+++ GIVEN INFORMATION

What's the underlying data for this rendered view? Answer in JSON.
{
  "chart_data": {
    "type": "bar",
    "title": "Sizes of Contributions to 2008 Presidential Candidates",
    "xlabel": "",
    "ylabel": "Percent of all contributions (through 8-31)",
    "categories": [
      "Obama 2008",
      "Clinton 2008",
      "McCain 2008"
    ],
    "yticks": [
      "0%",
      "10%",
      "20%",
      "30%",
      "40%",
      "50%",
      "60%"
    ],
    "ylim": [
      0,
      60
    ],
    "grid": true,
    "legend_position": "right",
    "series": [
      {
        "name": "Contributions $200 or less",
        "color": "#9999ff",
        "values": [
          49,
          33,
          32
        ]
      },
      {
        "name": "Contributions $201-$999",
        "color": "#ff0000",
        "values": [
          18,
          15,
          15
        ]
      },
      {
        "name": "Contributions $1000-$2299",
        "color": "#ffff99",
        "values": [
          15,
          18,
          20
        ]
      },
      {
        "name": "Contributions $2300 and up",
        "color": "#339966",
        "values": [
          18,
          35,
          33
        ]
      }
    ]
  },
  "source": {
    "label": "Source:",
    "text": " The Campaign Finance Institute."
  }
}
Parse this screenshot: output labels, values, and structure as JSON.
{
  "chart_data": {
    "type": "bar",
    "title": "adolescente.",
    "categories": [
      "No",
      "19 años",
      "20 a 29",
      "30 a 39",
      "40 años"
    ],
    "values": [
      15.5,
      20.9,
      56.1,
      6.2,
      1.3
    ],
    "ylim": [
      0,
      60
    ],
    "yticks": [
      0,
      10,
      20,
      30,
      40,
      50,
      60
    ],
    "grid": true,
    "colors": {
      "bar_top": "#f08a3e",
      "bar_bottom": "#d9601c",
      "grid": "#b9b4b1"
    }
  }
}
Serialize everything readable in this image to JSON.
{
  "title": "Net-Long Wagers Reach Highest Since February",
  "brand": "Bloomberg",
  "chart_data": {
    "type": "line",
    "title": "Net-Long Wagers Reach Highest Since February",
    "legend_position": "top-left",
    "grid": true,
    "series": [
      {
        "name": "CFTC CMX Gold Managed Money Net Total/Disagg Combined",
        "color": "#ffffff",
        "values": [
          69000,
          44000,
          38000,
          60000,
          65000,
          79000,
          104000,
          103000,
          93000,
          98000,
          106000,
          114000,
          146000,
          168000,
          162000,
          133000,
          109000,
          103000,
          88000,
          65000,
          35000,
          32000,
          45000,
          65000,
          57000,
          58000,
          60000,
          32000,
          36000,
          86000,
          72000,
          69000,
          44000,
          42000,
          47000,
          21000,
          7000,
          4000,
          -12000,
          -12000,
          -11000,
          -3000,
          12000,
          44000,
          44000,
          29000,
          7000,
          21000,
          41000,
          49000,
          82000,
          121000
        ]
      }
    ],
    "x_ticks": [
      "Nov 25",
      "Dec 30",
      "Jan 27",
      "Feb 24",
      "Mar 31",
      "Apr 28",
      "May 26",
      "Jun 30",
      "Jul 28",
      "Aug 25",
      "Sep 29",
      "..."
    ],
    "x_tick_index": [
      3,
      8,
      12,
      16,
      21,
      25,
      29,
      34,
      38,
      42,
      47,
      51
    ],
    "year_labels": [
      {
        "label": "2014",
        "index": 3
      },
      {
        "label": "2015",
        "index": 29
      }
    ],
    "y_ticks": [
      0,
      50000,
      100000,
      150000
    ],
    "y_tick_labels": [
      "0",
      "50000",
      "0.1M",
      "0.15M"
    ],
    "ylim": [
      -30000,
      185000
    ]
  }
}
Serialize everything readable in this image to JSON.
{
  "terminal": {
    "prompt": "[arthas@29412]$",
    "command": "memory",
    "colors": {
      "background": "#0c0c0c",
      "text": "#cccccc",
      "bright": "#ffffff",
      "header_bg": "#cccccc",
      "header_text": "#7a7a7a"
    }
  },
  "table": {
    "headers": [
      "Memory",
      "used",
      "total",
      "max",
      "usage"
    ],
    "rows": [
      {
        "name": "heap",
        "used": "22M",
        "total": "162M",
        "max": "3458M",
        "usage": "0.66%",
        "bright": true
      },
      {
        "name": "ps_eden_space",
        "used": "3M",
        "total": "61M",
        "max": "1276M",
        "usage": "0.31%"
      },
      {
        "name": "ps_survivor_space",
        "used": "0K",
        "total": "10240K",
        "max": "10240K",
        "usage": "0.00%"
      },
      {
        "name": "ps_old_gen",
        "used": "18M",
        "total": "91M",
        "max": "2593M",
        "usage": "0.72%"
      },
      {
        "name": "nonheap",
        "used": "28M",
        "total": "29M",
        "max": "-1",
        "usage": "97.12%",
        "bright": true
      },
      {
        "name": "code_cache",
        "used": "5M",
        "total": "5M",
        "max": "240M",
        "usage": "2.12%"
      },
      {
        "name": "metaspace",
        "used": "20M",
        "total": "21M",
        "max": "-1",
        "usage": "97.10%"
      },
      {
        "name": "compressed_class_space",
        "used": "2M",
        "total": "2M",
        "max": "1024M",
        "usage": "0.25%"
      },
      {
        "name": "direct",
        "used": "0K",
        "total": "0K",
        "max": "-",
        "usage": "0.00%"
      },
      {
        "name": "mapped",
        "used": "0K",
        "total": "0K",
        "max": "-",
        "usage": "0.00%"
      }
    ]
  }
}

++++++

**WHAT YOU ARE ASKED TO DO:** Copy down every line of the entries containing the word "Wagers".

**RESPONSE TO THIS TASK:**
  "title": "Net-Long Wagers Reach Highest Since February",
    "title": "Net-Long Wagers Reach Highest Since February",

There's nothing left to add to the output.